### [GIVEN PROBLEM]
Can you echo the rows between the line holding "stop-icon[interactable] <box>309 242" and the line holding "close-icon[interactable] <box>580 4", inclusive, with no changes?
-- START STORED ROWS --
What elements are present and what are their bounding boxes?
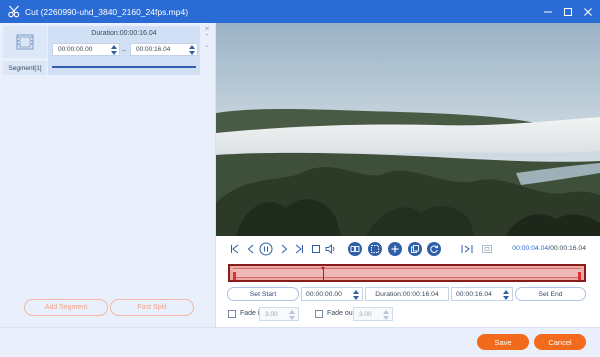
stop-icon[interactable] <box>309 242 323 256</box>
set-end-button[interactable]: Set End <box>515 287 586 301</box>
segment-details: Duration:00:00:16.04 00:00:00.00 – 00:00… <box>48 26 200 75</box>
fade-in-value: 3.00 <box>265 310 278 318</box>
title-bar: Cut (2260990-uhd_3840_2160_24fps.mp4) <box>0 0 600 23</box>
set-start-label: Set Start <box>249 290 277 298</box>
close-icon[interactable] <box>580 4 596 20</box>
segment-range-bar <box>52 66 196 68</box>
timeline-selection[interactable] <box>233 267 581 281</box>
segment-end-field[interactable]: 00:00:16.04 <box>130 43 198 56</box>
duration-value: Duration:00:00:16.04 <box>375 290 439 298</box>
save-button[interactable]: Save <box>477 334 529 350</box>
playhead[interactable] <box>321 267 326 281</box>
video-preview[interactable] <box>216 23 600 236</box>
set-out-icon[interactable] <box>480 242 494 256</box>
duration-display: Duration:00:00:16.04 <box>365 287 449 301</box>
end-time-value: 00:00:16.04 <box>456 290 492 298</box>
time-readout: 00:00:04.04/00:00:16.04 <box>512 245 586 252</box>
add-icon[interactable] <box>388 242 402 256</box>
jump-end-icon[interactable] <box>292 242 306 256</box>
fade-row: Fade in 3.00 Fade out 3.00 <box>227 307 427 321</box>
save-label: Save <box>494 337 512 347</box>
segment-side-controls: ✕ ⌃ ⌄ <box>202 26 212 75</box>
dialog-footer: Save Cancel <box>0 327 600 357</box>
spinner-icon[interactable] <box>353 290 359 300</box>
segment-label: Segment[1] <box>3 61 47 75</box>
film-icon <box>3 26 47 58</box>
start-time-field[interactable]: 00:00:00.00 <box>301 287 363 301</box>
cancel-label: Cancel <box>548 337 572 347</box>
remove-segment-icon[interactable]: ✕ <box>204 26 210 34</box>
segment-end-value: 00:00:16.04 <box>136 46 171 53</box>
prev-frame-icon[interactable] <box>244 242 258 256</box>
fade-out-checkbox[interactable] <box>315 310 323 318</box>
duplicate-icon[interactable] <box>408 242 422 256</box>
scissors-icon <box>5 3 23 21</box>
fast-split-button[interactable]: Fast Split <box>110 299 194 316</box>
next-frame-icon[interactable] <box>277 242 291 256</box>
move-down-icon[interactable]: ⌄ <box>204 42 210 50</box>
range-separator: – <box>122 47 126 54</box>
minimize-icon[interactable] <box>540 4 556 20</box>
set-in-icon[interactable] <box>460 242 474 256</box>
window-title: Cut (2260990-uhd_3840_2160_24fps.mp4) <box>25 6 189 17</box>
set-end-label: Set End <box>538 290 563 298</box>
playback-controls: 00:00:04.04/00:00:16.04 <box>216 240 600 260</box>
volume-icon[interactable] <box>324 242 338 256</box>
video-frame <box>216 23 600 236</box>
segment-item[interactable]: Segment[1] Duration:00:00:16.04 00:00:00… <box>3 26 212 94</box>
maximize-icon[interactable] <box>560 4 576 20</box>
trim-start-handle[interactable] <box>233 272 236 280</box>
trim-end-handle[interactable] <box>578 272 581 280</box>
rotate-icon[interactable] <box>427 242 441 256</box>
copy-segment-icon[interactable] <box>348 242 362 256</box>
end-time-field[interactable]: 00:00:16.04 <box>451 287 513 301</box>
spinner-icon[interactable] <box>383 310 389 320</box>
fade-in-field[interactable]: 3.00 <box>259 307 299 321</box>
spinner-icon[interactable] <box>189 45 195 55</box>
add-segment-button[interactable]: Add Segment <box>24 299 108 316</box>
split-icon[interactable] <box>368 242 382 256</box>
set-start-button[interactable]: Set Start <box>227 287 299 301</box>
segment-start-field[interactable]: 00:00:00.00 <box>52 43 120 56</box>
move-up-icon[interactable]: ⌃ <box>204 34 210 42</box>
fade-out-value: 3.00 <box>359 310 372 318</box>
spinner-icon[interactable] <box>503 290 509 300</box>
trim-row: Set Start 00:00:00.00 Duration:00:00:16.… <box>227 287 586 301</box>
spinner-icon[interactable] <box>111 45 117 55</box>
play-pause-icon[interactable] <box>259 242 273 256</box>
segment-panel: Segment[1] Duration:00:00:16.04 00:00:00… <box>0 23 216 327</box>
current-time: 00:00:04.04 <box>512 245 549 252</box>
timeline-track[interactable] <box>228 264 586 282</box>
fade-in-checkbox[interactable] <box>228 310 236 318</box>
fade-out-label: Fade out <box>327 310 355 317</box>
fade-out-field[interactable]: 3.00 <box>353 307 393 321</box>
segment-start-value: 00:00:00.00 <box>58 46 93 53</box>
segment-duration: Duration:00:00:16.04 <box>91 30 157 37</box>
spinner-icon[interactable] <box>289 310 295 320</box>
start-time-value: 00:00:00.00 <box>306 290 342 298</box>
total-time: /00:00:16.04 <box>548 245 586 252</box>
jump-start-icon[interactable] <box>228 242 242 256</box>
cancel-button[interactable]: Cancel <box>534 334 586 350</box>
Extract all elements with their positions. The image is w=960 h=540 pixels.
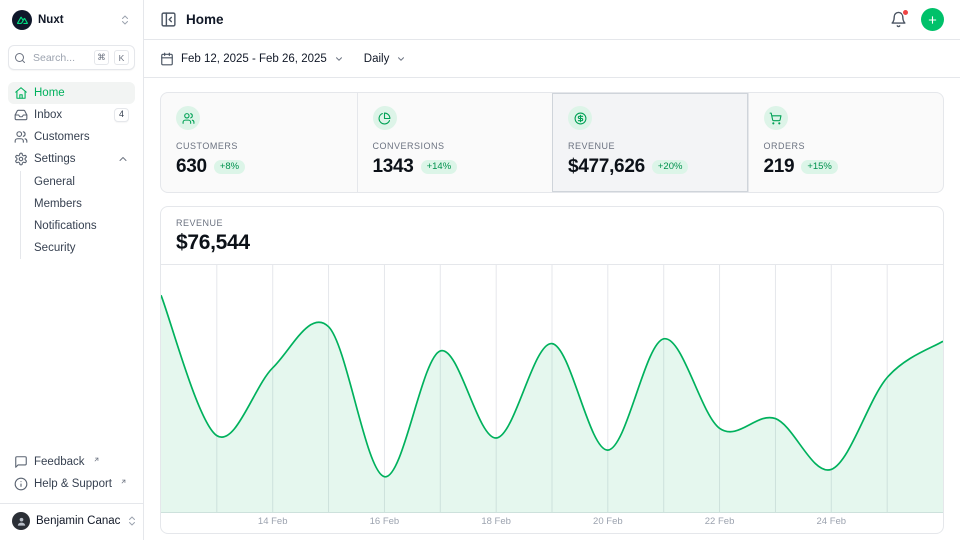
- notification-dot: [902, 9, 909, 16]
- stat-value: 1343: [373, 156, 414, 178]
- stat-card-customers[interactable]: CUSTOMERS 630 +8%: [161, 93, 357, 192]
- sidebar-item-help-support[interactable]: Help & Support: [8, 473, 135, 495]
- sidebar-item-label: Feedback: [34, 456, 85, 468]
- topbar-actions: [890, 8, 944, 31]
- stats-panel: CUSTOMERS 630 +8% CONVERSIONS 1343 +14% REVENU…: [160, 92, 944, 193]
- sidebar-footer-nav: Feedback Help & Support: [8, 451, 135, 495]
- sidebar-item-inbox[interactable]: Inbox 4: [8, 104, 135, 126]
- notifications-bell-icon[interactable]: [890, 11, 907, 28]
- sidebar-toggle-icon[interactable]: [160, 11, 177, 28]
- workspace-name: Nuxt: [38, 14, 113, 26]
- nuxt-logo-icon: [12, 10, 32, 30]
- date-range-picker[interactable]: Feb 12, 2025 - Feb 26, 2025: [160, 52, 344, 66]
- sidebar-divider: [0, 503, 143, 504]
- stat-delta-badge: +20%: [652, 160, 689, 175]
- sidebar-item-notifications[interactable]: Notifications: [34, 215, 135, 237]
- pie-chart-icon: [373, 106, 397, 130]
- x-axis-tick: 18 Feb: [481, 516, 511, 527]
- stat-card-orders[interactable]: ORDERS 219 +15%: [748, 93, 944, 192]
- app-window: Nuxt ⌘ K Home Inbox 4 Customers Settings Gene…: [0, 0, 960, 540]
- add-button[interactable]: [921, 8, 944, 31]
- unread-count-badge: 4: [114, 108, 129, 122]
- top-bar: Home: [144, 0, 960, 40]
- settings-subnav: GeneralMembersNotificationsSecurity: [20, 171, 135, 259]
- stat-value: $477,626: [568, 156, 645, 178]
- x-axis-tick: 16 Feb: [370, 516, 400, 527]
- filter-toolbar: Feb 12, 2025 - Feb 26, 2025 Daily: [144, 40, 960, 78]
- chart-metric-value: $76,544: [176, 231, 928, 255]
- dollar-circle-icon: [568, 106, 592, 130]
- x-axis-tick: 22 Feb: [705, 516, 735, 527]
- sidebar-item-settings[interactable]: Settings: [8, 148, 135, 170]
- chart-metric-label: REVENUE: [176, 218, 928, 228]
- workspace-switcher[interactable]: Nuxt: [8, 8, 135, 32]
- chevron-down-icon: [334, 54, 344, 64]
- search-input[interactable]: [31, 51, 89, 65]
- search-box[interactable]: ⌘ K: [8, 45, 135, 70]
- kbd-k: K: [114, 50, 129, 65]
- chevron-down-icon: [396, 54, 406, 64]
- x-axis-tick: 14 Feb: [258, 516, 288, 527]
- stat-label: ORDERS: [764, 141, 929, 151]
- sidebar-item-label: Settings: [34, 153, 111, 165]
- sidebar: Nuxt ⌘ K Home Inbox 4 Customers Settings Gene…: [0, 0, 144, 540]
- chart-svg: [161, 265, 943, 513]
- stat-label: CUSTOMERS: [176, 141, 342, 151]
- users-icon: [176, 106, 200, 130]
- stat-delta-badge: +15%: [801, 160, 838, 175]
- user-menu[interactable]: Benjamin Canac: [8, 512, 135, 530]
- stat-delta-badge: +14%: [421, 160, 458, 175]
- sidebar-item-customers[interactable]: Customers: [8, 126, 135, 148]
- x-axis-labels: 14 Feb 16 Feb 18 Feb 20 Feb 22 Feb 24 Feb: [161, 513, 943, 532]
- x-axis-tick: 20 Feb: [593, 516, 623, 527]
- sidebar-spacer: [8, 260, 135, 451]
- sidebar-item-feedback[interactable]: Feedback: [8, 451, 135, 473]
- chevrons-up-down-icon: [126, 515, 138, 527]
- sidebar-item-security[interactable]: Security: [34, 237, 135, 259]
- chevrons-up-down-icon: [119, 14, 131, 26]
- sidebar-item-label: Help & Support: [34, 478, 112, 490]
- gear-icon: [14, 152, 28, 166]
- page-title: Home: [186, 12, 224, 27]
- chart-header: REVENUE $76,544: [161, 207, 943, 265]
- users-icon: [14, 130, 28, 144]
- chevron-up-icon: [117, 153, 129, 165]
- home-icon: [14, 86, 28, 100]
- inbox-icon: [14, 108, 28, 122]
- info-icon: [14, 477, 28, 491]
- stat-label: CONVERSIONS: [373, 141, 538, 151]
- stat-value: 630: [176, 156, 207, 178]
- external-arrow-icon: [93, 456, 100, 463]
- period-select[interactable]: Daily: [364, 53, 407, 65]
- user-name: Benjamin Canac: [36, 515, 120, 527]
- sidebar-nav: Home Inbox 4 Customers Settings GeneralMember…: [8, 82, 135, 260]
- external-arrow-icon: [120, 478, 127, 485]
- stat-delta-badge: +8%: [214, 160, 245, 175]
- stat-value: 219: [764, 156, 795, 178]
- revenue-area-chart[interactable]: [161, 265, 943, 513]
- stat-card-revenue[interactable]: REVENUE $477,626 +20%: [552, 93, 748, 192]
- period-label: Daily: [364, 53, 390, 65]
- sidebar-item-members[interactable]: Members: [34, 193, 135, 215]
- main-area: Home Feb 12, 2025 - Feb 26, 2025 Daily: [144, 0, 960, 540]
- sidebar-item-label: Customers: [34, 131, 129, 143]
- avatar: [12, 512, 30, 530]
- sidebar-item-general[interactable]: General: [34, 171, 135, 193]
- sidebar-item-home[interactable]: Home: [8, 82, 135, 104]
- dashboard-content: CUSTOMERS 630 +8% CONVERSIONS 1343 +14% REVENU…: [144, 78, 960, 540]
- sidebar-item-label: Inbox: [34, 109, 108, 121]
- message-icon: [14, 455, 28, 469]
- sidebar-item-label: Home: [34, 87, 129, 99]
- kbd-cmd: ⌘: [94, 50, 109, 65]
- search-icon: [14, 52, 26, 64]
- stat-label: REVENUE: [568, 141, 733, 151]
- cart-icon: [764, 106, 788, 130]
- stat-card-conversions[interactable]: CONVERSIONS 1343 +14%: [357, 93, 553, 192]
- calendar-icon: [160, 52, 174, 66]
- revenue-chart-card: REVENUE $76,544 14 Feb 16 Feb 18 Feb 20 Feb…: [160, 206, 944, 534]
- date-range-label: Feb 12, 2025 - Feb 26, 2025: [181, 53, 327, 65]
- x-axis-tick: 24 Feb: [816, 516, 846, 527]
-- END STORED ROWS --
### [CORRECT OUTPUT]
stop-icon[interactable] <box>309 242 323 256</box>
set-end-button[interactable]: Set End <box>515 287 586 301</box>
segment-details: Duration:00:00:16.04 00:00:00.00 – 00:00… <box>48 26 200 75</box>
fade-in-value: 3.00 <box>265 310 278 318</box>
title-bar: Cut (2260990-uhd_3840_2160_24fps.mp4) <box>0 0 600 23</box>
set-start-label: Set Start <box>249 290 277 298</box>
close-icon[interactable] <box>580 4 596 20</box>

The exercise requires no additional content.